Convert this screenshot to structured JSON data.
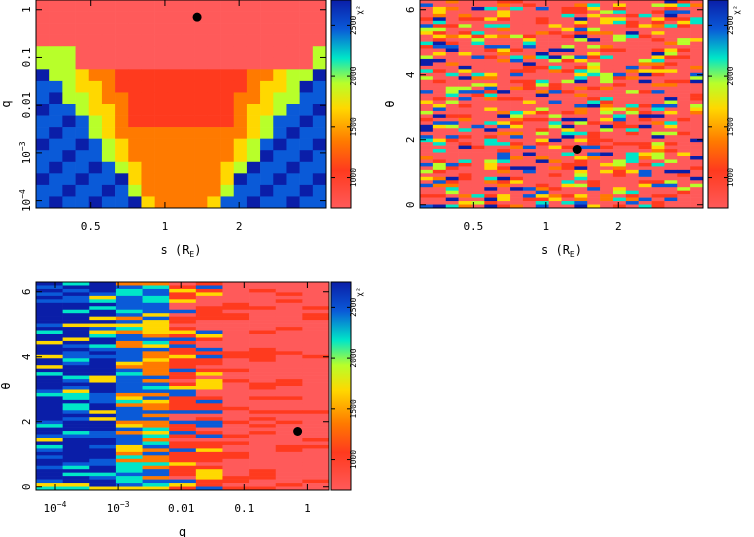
{
  "colors": {
    "scale": [
      "#ff5a5a",
      "#ff3a1e",
      "#ff7a00",
      "#ffd800",
      "#b8ff2a",
      "#00e6c8",
      "#0a5ad8",
      "#0a1ea8"
    ],
    "point": "#000000"
  },
  "chart_data": [
    {
      "type": "heatmap",
      "xlabel": "s (R",
      "xlabel_sub": "E",
      "xlabel_close": ")",
      "ylabel": "q",
      "xscale": "log",
      "yscale": "log",
      "xlim": [
        0.3,
        4.5
      ],
      "ylim": [
        7e-05,
        1.6
      ],
      "xticks": [
        {
          "v": 0.5,
          "label": "0.5"
        },
        {
          "v": 1,
          "label": "1"
        },
        {
          "v": 2,
          "label": "2"
        }
      ],
      "yticks": [
        {
          "v": 1,
          "label": "1"
        },
        {
          "v": 0.1,
          "label": "0.1"
        },
        {
          "v": 0.01,
          "label": "0.01"
        },
        {
          "v": 0.001,
          "label": "10",
          "sup": "−3"
        },
        {
          "v": 0.0001,
          "label": "10",
          "sup": "−4"
        }
      ],
      "colorbar": {
        "label": "χ²",
        "ticks": [
          {
            "v": 1000,
            "label": "1000"
          },
          {
            "v": 1500,
            "label": "1500"
          },
          {
            "v": 2000,
            "label": "2000"
          },
          {
            "v": 2500,
            "label": "2500"
          }
        ],
        "range": [
          700,
          2750
        ]
      },
      "best_fit": {
        "x": 1.35,
        "y": 0.7
      }
    },
    {
      "type": "heatmap",
      "xlabel": "s (R",
      "xlabel_sub": "E",
      "xlabel_close": ")",
      "ylabel": "θ",
      "xscale": "log",
      "yscale": "linear",
      "xlim": [
        0.3,
        4.5
      ],
      "ylim": [
        -0.1,
        6.3
      ],
      "xticks": [
        {
          "v": 0.5,
          "label": "0.5"
        },
        {
          "v": 1,
          "label": "1"
        },
        {
          "v": 2,
          "label": "2"
        }
      ],
      "yticks": [
        {
          "v": 0,
          "label": "0"
        },
        {
          "v": 2,
          "label": "2"
        },
        {
          "v": 4,
          "label": "4"
        },
        {
          "v": 6,
          "label": "6"
        }
      ],
      "colorbar": {
        "label": "χ²",
        "ticks": [
          {
            "v": 1000,
            "label": "1000"
          },
          {
            "v": 1500,
            "label": "1500"
          },
          {
            "v": 2000,
            "label": "2000"
          },
          {
            "v": 2500,
            "label": "2500"
          }
        ],
        "range": [
          700,
          2750
        ]
      },
      "best_fit": {
        "x": 1.35,
        "y": 1.7
      }
    },
    {
      "type": "heatmap",
      "xlabel": "q",
      "ylabel": "θ",
      "xscale": "log",
      "yscale": "linear",
      "xlim": [
        5e-05,
        2.2
      ],
      "ylim": [
        -0.1,
        6.3
      ],
      "xticks": [
        {
          "v": 0.0001,
          "label": "10",
          "sup": "−4"
        },
        {
          "v": 0.001,
          "label": "10",
          "sup": "−3"
        },
        {
          "v": 0.01,
          "label": "0.01"
        },
        {
          "v": 0.1,
          "label": "0.1"
        },
        {
          "v": 1,
          "label": "1"
        }
      ],
      "yticks": [
        {
          "v": 0,
          "label": "0"
        },
        {
          "v": 2,
          "label": "2"
        },
        {
          "v": 4,
          "label": "4"
        },
        {
          "v": 6,
          "label": "6"
        }
      ],
      "colorbar": {
        "label": "χ²",
        "ticks": [
          {
            "v": 1000,
            "label": "1000"
          },
          {
            "v": 1500,
            "label": "1500"
          },
          {
            "v": 2000,
            "label": "2000"
          },
          {
            "v": 2500,
            "label": "2500"
          }
        ],
        "range": [
          700,
          2750
        ]
      },
      "best_fit": {
        "x": 0.7,
        "y": 1.7
      }
    }
  ]
}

○ ○ ○ ○ ○ ○ ○

Copy out the data above exactly, except the pictures.

Result below >>
Convert this screenshot to structured JSON data.
{
  "colors": {
    "scale": [
      "#ff5a5a",
      "#ff3a1e",
      "#ff7a00",
      "#ffd800",
      "#b8ff2a",
      "#00e6c8",
      "#0a5ad8",
      "#0a1ea8"
    ],
    "point": "#000000"
  },
  "chart_data": [
    {
      "type": "heatmap",
      "xlabel": "s (R",
      "xlabel_sub": "E",
      "xlabel_close": ")",
      "ylabel": "q",
      "xscale": "log",
      "yscale": "log",
      "xlim": [
        0.3,
        4.5
      ],
      "ylim": [
        7e-05,
        1.6
      ],
      "xticks": [
        {
          "v": 0.5,
          "label": "0.5"
        },
        {
          "v": 1,
          "label": "1"
        },
        {
          "v": 2,
          "label": "2"
        }
      ],
      "yticks": [
        {
          "v": 1,
          "label": "1"
        },
        {
          "v": 0.1,
          "label": "0.1"
        },
        {
          "v": 0.01,
          "label": "0.01"
        },
        {
          "v": 0.001,
          "label": "10",
          "sup": "−3"
        },
        {
          "v": 0.0001,
          "label": "10",
          "sup": "−4"
        }
      ],
      "colorbar": {
        "label": "χ²",
        "ticks": [
          {
            "v": 1000,
            "label": "1000"
          },
          {
            "v": 1500,
            "label": "1500"
          },
          {
            "v": 2000,
            "label": "2000"
          },
          {
            "v": 2500,
            "label": "2500"
          }
        ],
        "range": [
          700,
          2750
        ]
      },
      "best_fit": {
        "x": 1.35,
        "y": 0.7
      }
    },
    {
      "type": "heatmap",
      "xlabel": "s (R",
      "xlabel_sub": "E",
      "xlabel_close": ")",
      "ylabel": "θ",
      "xscale": "log",
      "yscale": "linear",
      "xlim": [
        0.3,
        4.5
      ],
      "ylim": [
        -0.1,
        6.3
      ],
      "xticks": [
        {
          "v": 0.5,
          "label": "0.5"
        },
        {
          "v": 1,
          "label": "1"
        },
        {
          "v": 2,
          "label": "2"
        }
      ],
      "yticks": [
        {
          "v": 0,
          "label": "0"
        },
        {
          "v": 2,
          "label": "2"
        },
        {
          "v": 4,
          "label": "4"
        },
        {
          "v": 6,
          "label": "6"
        }
      ],
      "colorbar": {
        "label": "χ²",
        "ticks": [
          {
            "v": 1000,
            "label": "1000"
          },
          {
            "v": 1500,
            "label": "1500"
          },
          {
            "v": 2000,
            "label": "2000"
          },
          {
            "v": 2500,
            "label": "2500"
          }
        ],
        "range": [
          700,
          2750
        ]
      },
      "best_fit": {
        "x": 1.35,
        "y": 1.7
      }
    },
    {
      "type": "heatmap",
      "xlabel": "q",
      "ylabel": "θ",
      "xscale": "log",
      "yscale": "linear",
      "xlim": [
        5e-05,
        2.2
      ],
      "ylim": [
        -0.1,
        6.3
      ],
      "xticks": [
        {
          "v": 0.0001,
          "label": "10",
          "sup": "−4"
        },
        {
          "v": 0.001,
          "label": "10",
          "sup": "−3"
        },
        {
          "v": 0.01,
          "label": "0.01"
        },
        {
          "v": 0.1,
          "label": "0.1"
        },
        {
          "v": 1,
          "label": "1"
        }
      ],
      "yticks": [
        {
          "v": 0,
          "label": "0"
        },
        {
          "v": 2,
          "label": "2"
        },
        {
          "v": 4,
          "label": "4"
        },
        {
          "v": 6,
          "label": "6"
        }
      ],
      "colorbar": {
        "label": "χ²",
        "ticks": [
          {
            "v": 1000,
            "label": "1000"
          },
          {
            "v": 1500,
            "label": "1500"
          },
          {
            "v": 2000,
            "label": "2000"
          },
          {
            "v": 2500,
            "label": "2500"
          }
        ],
        "range": [
          700,
          2750
        ]
      },
      "best_fit": {
        "x": 0.7,
        "y": 1.7
      }
    }
  ]
}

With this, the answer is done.